(Stored items)
________________

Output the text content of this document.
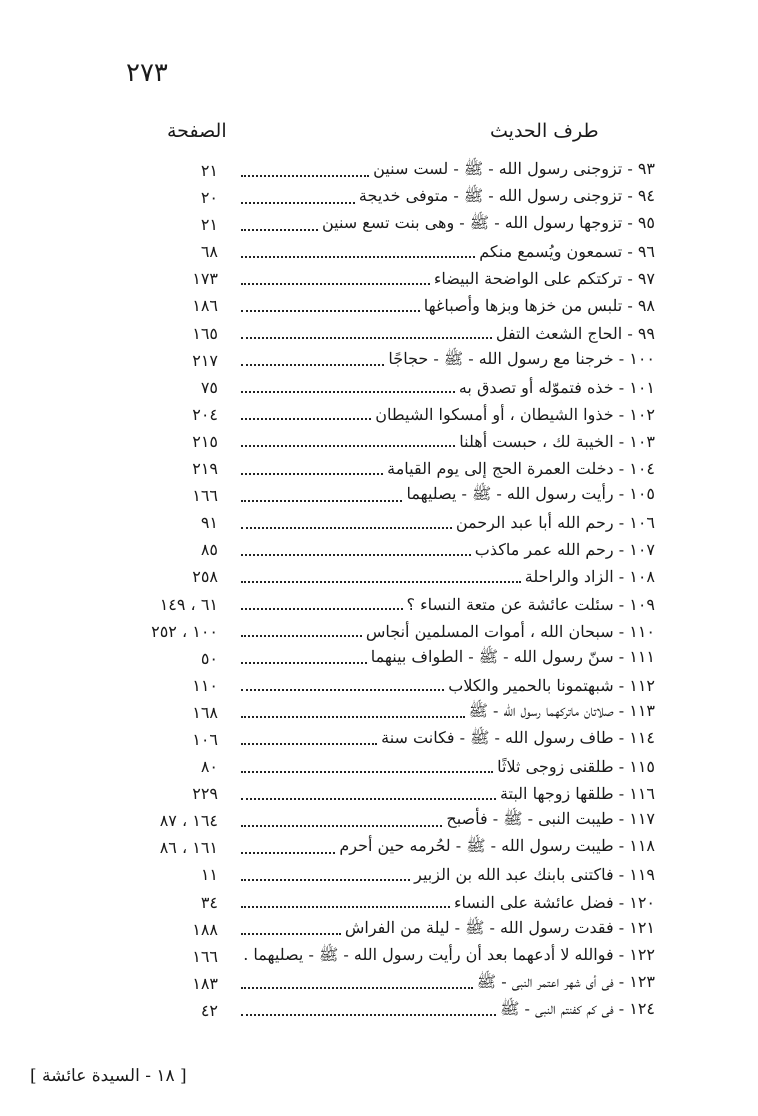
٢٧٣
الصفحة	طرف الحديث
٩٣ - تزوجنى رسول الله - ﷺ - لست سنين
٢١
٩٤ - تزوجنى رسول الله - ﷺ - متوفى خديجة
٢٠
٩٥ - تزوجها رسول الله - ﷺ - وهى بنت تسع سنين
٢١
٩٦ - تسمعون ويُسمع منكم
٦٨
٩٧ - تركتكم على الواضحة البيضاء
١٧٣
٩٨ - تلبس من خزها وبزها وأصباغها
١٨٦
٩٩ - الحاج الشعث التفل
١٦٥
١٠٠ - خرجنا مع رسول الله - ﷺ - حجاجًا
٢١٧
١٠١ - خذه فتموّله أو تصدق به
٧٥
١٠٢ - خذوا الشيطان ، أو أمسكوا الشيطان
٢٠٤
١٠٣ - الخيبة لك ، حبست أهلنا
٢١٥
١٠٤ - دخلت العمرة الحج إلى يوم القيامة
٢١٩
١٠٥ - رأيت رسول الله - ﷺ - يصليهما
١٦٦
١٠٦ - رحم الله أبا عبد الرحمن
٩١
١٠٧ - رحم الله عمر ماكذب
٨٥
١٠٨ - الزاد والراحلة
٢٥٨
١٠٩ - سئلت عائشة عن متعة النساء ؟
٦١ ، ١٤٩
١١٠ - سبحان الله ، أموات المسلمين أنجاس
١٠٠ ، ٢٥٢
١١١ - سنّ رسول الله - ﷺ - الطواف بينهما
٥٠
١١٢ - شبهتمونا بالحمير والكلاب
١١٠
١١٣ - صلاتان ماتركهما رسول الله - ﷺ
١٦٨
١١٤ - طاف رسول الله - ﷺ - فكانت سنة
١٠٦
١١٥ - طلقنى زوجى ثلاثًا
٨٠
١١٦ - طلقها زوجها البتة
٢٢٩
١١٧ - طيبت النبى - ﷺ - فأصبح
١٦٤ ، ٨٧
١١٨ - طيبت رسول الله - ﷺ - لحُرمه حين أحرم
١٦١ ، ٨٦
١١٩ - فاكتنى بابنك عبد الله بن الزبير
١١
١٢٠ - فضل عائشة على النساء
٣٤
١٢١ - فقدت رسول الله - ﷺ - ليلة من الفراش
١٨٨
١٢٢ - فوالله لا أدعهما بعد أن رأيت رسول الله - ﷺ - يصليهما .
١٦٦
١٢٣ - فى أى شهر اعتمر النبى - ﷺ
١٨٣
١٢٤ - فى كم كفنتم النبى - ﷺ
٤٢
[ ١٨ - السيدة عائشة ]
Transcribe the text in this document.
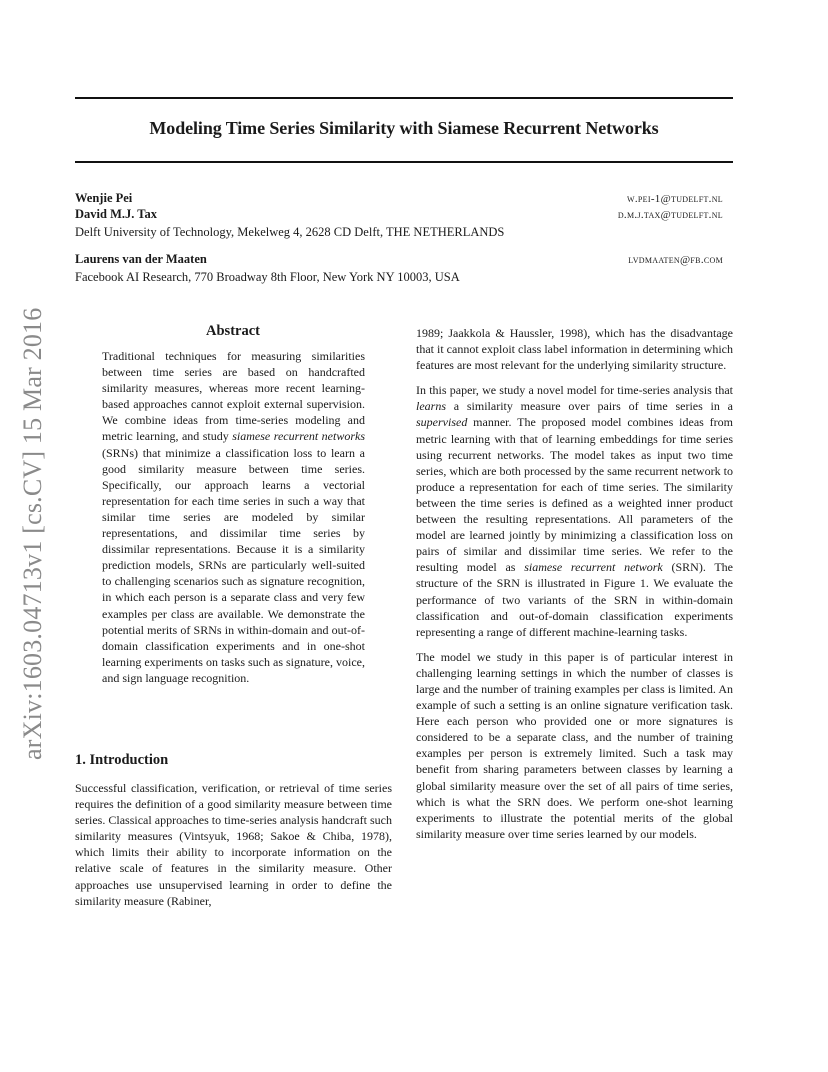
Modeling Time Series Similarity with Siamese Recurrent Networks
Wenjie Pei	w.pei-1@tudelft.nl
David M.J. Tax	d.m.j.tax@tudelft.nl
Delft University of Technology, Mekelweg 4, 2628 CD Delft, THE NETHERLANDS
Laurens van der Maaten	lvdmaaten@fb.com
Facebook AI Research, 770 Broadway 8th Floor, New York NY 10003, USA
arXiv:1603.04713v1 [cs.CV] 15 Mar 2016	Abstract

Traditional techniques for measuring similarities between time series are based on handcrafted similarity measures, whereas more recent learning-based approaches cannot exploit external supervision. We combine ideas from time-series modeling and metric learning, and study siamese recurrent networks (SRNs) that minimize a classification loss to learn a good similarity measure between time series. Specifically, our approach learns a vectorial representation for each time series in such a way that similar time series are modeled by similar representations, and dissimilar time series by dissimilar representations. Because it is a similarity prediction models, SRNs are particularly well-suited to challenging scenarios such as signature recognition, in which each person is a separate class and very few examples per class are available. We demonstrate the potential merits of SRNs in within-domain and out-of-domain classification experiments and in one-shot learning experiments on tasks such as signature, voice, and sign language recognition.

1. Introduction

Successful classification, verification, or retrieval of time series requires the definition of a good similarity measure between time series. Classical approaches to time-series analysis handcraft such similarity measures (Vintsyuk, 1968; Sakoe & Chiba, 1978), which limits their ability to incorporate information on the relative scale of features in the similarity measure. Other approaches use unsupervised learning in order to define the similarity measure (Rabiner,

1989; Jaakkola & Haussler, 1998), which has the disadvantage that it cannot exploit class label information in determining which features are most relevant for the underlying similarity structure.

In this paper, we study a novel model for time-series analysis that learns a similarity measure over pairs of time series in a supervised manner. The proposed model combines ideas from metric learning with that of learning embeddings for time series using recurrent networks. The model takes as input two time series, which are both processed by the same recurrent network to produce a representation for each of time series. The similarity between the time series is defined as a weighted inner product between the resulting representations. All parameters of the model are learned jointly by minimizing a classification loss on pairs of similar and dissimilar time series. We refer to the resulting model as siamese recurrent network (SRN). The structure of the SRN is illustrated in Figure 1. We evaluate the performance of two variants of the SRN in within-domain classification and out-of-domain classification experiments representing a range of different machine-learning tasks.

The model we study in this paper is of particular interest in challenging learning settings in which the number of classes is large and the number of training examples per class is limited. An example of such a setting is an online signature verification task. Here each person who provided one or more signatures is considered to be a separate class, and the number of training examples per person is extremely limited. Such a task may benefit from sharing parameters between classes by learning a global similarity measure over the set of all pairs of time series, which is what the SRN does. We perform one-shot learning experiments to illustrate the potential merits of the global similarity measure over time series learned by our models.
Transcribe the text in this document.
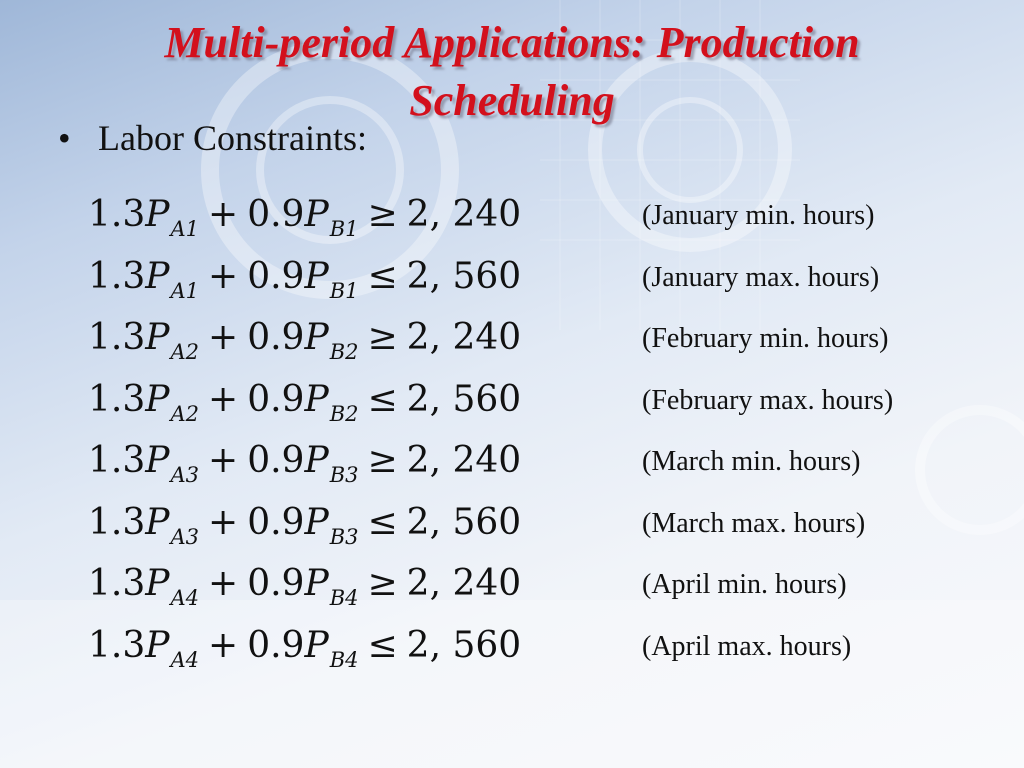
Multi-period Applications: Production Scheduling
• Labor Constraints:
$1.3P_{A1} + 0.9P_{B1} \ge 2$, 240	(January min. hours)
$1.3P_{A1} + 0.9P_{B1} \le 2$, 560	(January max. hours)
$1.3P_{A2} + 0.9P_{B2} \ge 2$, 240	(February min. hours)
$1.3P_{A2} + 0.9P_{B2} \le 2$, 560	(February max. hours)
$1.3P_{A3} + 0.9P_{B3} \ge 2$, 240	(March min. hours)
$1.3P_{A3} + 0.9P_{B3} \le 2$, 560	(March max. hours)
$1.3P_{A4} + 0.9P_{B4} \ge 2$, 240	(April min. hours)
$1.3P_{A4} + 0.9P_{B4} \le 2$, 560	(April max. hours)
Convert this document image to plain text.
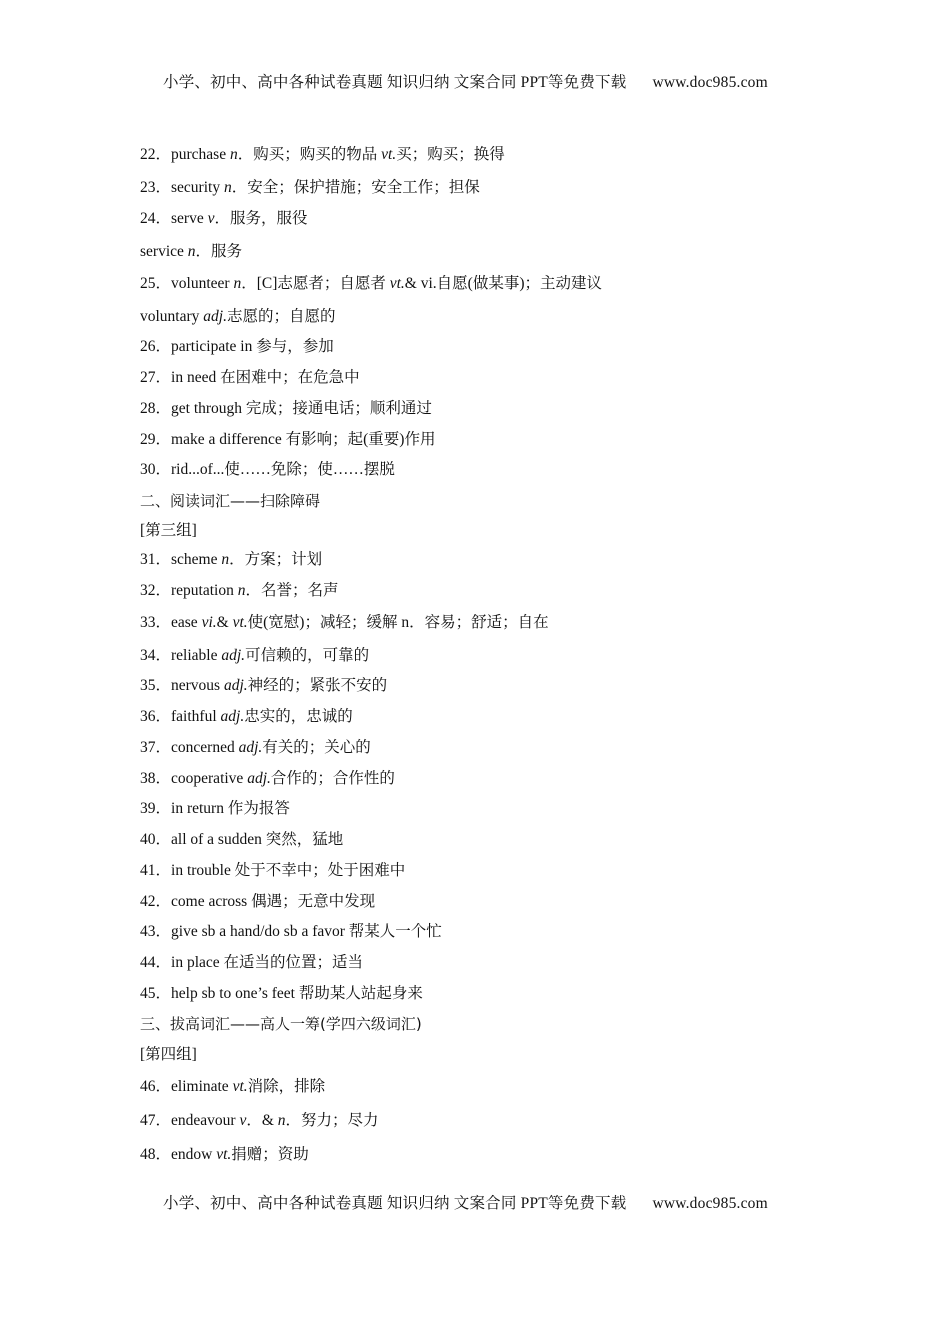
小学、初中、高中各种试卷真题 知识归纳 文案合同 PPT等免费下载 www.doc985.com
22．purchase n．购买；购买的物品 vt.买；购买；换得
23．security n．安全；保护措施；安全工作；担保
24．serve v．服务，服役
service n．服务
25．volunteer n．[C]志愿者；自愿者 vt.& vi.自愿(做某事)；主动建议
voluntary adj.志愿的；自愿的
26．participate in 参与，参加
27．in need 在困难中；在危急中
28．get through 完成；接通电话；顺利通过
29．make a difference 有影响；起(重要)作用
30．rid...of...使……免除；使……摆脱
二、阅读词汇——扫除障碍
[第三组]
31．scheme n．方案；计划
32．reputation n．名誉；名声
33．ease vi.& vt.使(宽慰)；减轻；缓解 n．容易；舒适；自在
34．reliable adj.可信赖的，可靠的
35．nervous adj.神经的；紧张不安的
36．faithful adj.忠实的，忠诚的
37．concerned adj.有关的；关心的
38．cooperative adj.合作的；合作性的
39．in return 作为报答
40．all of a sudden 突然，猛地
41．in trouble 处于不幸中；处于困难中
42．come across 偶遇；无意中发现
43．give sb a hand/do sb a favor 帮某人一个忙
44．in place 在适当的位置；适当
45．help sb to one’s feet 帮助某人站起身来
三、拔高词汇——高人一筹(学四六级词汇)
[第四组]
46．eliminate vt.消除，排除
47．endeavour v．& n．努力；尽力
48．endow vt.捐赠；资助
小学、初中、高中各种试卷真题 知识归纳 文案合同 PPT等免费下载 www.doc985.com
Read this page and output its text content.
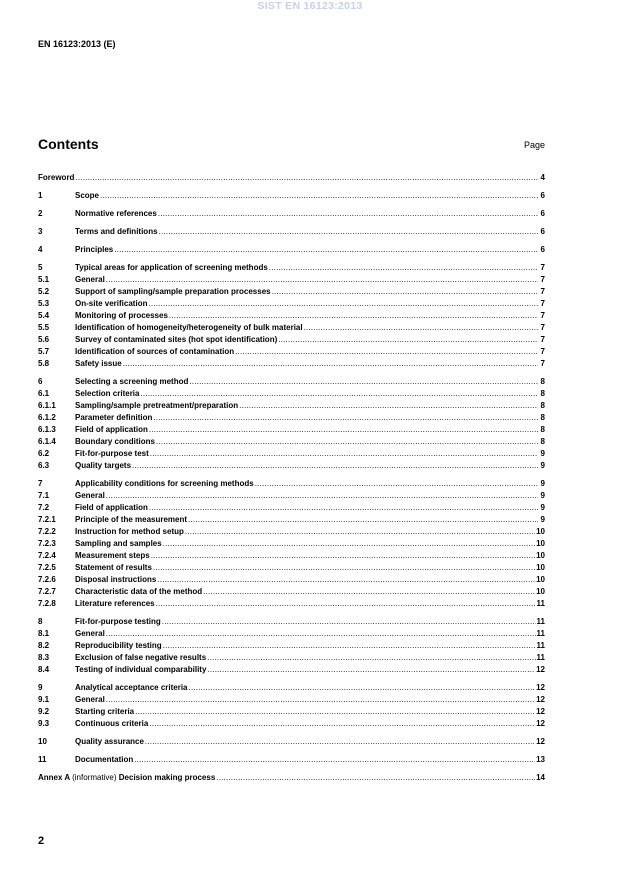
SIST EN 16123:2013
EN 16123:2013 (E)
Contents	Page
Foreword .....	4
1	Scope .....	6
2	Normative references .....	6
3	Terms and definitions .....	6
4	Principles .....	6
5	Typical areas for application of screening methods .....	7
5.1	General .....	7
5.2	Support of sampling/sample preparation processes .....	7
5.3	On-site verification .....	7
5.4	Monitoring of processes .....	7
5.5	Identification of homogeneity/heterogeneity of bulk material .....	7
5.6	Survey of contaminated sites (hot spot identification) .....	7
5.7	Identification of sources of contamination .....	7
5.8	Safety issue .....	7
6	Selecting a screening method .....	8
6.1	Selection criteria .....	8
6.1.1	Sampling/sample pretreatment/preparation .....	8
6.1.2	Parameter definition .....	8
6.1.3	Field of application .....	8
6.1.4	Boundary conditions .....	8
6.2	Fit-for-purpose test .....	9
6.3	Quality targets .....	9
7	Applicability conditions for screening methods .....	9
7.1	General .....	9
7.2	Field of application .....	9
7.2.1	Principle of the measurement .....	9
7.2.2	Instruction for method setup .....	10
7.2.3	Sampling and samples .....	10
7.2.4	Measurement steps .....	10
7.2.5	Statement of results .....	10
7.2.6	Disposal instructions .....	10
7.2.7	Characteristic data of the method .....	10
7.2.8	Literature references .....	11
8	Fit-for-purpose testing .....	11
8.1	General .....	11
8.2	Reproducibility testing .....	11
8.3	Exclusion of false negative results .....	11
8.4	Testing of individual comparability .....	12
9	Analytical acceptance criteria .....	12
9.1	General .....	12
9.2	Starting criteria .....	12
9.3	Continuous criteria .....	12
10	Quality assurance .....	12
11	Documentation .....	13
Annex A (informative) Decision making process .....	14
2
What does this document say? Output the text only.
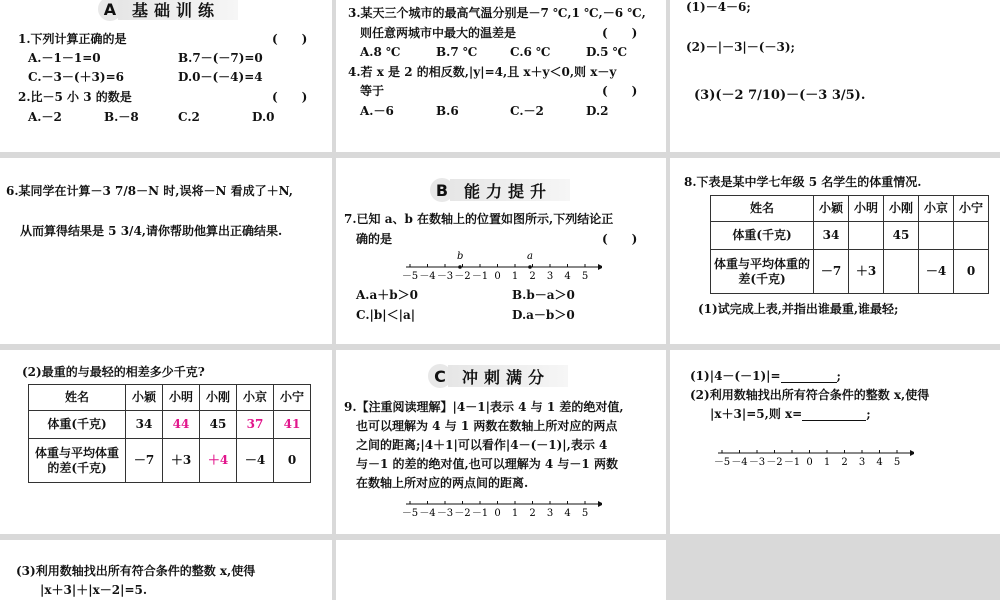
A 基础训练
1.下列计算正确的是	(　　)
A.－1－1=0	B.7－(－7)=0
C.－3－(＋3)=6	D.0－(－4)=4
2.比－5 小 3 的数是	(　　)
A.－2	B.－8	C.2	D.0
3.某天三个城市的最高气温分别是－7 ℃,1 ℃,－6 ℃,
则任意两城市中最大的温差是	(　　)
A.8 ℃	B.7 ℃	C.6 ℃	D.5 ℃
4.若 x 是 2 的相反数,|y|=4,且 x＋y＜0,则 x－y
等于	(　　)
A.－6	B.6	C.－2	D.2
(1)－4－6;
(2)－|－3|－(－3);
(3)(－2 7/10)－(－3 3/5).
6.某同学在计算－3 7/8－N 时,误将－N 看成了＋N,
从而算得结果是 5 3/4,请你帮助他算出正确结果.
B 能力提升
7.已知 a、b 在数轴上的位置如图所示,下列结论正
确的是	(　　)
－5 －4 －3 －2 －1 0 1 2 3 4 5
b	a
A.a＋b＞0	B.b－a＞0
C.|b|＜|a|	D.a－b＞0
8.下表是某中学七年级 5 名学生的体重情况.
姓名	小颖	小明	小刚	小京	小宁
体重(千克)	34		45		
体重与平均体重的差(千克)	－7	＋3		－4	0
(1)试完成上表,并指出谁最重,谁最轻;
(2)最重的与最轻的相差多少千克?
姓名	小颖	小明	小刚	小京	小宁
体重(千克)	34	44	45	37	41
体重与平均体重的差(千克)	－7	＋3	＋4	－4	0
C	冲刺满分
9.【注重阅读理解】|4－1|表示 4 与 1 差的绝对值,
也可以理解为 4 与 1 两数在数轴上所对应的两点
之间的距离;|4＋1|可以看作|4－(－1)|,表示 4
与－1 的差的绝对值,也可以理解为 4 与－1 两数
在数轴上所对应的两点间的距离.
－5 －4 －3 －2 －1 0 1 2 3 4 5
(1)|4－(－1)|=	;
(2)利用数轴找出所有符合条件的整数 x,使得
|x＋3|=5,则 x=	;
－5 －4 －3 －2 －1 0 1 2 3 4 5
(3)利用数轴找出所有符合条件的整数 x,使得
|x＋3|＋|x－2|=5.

________________

Stated exercise
Your task is to gather all lines from the entries above that hold the word "features".

Correct output
Successful classification, verification, or retrieval of time series requires the definition of a good similarity measure between time series. Classical approaches to time-series analysis handcraft such similarity measures (Vintsyuk, 1968; Sakoe & Chiba, 1978), which limits their ability to incorporate information on the relative scale of features in the similarity measure. Other approaches use unsupervised learning in order to define the similarity measure (Rabiner,
1989; Jaakkola & Haussler, 1998), which has the disadvantage that it cannot exploit class label information in determining which features are most relevant for the underlying similarity structure.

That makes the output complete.